Exercises to complete:
A) Set down a passage from the article on Indian foreign policy word for word, beginning at the words "It appears that, quintessentially, the" and stopping after the words "and diplomatic terms.".
B) According to the article on Indian foreign policy, who made the remarks about the India-China border standoff in a recent interview?
C) Continue the article on Indian foreign policy from the point where it stops.

Foreign policy on precarious perch despite claims

India has moved closer to the US to counter China. But with increasing uncertainty in the West’s geopolitical calculus, the Indo-Pacific strategy has lost its fizz
Image used for illustrative purposes only. (Express illustration | Soumyadip Sinha)
Image used for illustrative purposes only. (Express illustration | Soumyadip Sinha)

As the year 2023 draws to a close, a tumultuous period for Indian foreign policies needs to be weighed with some plain-speaking. The paradox is that Indian foreign policy is in a crisis mode today although the country faces no threat of external aggression and a ‘new normal’ exists vis-a-vis its neighbours, including China.

The remarks made by Lt Governor of Ladakh, Brigadier (Retd) BD Mishra, in a recent interview regarding the India-China border standoff were absolutely stunning. Mishra tore into the narrative about ‘Chinese incursions’ into Indian territory and asserted that “there is not a single step or boot of the Chinese which is on our side of that land”.

Mishra said, “The perception is that they are in our area, the Chinese say that we are in their area. We say that LAC runs along a particular place—so there is a bit of clash of perceptions, but despite that, no Chinese boot is on this side of that area… The deployment is along the no man’s land. That has to be maintained. And our boundary as per our perception runs in that no man’s land. When people say that they (sheepherders) are not permitted to go anywhere, it is not that Chinese have come. It is because there is a no man’s land.”

It appears that, quintessentially, the India-China standoff is still about Mission Creep in no man’s land in the name of road construction or sheep grazing for more than half a century. For someone of Mishra’s stature, who was posted in that sensitive border region while serving in the army, the remarks were imbued with candour; that is very rare for an entrenched establishment figure. Yet, the fact that he hasn’t been reprimanded for the brutally frank remarks makes the episode more meaningful in political and diplomatic terms.

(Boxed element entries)
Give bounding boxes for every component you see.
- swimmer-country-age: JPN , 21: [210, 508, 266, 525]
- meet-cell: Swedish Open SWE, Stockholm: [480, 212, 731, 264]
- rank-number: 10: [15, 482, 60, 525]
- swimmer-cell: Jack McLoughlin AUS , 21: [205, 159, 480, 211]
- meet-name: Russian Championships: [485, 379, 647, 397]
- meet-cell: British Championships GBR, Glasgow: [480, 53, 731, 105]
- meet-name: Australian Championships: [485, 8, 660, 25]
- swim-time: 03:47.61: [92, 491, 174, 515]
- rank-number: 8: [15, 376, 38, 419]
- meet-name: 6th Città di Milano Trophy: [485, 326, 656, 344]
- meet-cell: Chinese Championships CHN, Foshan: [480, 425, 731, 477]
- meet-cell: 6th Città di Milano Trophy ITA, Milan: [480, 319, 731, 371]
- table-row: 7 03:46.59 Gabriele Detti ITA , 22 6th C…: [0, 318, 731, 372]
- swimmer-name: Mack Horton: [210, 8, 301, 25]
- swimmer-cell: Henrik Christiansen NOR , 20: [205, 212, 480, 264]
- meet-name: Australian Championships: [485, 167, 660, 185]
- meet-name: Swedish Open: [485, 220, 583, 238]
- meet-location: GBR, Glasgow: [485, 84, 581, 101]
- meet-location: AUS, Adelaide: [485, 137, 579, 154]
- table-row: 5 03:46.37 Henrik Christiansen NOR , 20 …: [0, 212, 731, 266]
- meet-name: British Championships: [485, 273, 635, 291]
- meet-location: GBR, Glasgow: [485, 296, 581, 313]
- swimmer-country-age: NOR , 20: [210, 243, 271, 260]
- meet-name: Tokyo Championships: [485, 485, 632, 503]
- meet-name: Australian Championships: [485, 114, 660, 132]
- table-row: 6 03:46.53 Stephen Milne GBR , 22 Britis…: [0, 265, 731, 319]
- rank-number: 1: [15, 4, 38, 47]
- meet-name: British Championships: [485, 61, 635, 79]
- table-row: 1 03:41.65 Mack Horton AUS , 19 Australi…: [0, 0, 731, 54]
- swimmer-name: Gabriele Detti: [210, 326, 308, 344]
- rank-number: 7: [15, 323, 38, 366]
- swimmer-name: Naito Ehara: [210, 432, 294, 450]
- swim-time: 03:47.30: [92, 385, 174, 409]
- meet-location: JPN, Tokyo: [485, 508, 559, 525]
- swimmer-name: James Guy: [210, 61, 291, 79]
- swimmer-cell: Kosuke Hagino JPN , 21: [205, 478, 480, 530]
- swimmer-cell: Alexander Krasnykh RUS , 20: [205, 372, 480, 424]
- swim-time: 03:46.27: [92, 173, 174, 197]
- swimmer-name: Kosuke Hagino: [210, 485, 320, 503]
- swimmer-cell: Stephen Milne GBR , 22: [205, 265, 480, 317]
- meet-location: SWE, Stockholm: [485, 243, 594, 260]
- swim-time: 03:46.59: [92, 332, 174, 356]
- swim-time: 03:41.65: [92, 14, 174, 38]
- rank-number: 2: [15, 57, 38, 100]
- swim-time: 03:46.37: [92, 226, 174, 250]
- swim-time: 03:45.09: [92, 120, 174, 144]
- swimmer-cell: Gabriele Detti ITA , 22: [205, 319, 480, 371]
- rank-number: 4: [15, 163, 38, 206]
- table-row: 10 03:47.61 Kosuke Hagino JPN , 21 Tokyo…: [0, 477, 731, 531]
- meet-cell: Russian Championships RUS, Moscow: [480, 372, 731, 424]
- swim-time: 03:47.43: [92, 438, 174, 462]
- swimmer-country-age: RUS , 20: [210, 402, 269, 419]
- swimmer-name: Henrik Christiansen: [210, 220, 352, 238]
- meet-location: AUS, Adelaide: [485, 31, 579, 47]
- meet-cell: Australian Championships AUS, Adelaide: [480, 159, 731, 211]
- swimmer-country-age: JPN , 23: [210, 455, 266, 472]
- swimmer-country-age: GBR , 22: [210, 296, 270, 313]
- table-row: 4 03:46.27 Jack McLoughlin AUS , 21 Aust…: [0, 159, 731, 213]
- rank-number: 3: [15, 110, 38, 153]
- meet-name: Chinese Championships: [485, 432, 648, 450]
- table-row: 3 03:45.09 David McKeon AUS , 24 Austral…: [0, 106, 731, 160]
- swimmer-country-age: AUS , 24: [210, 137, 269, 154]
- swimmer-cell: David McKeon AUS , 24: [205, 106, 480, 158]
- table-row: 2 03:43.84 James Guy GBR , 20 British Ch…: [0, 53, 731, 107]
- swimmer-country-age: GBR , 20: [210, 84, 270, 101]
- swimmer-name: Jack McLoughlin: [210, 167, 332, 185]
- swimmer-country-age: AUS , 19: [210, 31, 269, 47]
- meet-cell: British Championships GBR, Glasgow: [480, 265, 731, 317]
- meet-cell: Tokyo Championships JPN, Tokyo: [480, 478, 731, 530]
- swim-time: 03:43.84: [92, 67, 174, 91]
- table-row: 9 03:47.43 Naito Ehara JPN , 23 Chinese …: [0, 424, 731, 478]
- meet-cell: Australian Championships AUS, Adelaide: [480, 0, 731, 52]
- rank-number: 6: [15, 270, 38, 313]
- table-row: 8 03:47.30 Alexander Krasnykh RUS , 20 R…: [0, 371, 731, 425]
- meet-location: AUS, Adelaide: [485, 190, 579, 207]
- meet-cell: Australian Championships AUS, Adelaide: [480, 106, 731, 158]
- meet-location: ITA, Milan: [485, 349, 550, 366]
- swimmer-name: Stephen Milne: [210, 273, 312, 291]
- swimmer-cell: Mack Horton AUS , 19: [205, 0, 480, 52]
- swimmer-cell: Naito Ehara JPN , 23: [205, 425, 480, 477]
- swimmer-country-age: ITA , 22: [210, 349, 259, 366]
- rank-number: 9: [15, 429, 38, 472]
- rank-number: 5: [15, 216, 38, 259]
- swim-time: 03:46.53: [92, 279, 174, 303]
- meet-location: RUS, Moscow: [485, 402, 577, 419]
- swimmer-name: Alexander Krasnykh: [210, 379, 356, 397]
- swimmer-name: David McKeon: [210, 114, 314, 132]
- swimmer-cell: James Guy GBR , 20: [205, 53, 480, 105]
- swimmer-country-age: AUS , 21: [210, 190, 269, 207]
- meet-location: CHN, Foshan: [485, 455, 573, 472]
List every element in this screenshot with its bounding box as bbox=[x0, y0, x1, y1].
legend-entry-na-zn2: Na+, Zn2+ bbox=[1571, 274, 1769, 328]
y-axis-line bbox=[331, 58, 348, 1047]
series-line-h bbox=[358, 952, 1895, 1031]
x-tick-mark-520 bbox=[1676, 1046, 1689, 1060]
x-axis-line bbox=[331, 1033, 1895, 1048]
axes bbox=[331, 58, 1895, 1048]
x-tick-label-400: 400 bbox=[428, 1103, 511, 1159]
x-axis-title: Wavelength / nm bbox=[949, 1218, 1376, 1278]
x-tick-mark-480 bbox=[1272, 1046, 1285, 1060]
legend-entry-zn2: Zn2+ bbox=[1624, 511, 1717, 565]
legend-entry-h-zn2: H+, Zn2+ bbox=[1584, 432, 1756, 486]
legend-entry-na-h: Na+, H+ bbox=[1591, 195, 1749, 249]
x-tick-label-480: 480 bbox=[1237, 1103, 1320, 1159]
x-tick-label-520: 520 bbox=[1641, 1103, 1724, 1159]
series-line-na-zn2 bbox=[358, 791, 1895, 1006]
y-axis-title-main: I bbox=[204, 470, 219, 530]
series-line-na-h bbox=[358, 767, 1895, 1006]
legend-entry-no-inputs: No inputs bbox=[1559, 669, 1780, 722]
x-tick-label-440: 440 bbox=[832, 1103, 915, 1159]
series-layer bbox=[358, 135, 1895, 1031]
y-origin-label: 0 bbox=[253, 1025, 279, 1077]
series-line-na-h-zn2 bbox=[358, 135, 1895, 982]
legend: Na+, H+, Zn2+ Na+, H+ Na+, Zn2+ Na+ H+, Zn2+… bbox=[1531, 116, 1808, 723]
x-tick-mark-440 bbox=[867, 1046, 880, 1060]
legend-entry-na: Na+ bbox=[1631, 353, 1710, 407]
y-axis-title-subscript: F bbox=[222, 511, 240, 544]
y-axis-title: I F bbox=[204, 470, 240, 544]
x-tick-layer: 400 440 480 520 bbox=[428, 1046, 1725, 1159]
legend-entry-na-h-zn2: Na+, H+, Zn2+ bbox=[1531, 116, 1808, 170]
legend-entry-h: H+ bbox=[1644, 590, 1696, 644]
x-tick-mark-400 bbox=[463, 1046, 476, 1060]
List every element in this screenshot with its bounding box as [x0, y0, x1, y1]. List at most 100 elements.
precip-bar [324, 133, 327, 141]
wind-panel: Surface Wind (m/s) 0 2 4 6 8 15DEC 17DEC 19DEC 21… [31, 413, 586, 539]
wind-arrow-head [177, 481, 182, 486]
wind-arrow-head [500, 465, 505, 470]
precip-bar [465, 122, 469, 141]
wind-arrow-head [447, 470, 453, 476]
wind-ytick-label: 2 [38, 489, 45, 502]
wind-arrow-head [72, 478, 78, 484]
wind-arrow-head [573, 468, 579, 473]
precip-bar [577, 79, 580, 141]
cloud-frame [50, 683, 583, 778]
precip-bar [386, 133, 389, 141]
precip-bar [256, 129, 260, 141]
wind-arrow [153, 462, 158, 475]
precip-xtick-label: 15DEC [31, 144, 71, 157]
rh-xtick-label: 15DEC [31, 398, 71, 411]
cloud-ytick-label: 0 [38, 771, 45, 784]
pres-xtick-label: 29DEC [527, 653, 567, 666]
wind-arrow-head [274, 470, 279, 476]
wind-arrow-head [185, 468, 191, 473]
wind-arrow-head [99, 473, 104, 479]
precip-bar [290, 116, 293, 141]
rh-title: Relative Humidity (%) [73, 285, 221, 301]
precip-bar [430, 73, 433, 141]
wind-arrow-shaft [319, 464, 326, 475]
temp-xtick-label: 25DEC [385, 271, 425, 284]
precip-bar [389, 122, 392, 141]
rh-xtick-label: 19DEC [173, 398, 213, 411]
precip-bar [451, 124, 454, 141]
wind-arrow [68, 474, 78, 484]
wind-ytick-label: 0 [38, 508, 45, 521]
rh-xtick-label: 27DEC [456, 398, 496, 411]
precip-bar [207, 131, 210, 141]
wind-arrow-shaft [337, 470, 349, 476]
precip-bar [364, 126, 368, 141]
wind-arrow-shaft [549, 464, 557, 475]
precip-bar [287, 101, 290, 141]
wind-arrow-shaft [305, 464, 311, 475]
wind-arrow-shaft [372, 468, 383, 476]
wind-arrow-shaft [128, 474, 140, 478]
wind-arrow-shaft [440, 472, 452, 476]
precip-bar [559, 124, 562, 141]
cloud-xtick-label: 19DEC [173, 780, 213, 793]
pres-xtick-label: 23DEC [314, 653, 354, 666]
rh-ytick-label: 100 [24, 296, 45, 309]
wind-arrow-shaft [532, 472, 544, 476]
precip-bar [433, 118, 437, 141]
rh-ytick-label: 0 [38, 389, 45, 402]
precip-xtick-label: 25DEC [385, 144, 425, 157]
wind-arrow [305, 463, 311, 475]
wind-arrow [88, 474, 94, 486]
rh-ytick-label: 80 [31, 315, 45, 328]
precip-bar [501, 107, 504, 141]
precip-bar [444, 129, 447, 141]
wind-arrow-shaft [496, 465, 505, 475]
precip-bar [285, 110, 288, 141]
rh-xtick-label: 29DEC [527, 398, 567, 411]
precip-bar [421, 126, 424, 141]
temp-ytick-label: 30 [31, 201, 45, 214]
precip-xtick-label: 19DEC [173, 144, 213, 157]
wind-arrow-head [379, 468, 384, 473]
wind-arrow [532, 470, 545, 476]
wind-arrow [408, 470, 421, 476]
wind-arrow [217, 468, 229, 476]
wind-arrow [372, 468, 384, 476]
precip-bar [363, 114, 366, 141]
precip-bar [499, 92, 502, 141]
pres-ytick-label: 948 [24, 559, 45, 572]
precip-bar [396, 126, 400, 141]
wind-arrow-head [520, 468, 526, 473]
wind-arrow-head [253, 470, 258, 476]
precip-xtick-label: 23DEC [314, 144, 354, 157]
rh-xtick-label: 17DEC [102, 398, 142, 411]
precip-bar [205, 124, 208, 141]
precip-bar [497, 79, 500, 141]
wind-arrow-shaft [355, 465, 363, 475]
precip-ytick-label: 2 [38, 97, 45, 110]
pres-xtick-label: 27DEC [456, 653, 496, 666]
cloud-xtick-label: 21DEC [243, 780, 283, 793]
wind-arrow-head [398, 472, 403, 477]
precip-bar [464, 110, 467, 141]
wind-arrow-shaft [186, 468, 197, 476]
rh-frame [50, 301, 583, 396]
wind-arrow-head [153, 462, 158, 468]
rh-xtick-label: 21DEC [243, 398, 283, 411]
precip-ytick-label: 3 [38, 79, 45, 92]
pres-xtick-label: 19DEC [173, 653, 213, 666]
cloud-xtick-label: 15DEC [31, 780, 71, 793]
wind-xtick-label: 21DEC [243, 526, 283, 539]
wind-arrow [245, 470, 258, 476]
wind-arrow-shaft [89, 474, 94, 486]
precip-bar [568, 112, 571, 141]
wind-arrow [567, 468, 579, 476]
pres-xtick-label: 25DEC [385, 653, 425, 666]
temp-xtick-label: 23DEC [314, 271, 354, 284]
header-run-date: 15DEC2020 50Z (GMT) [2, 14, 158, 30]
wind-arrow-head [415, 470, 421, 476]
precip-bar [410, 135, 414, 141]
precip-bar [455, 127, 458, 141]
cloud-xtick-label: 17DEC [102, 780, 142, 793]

Answer list:
A)
It appears that, quintessentially, the India-China standoff is still about Mission Creep in no man’s land in the name of road construction or sheep grazing for more than half a century. For someone of Mishra’s stature, who was posted in that sensitive border region while serving in the army, the remarks were imbued with candour; that is very rare for an entrenched establishment figure. Yet, the fact that he hasn’t been reprimanded for the brutally frank remarks makes the episode more meaningful in political and diplomatic terms.

B) Brigadier (Retd) BD Mishra, the Lt Governor of Ladakh.

C)
Indeed, a degree of stability and predictability has come to prevail in the disputed Ladakh region. But what we see is also that through this period since May 2020, India’s relations with China have morphed into geopolitical rivalry. That is an absurd phenomenon, to say the least, given the massive difference in the comprehensive national power of the two countries.

Well-informed western opinion is that, in order to oust China as the global economic driver, India requires to grow at around 8 percent annually for a sustainable period of two or three generations. For growing at this speed, the country needs massive investment in areas

such as mining, utilities, storage and transport.

The smart thing would have been to attract Chinese investments but we have instead got mired in a geopolitical rivalry, punching far above our weight and with no commensurate returns either.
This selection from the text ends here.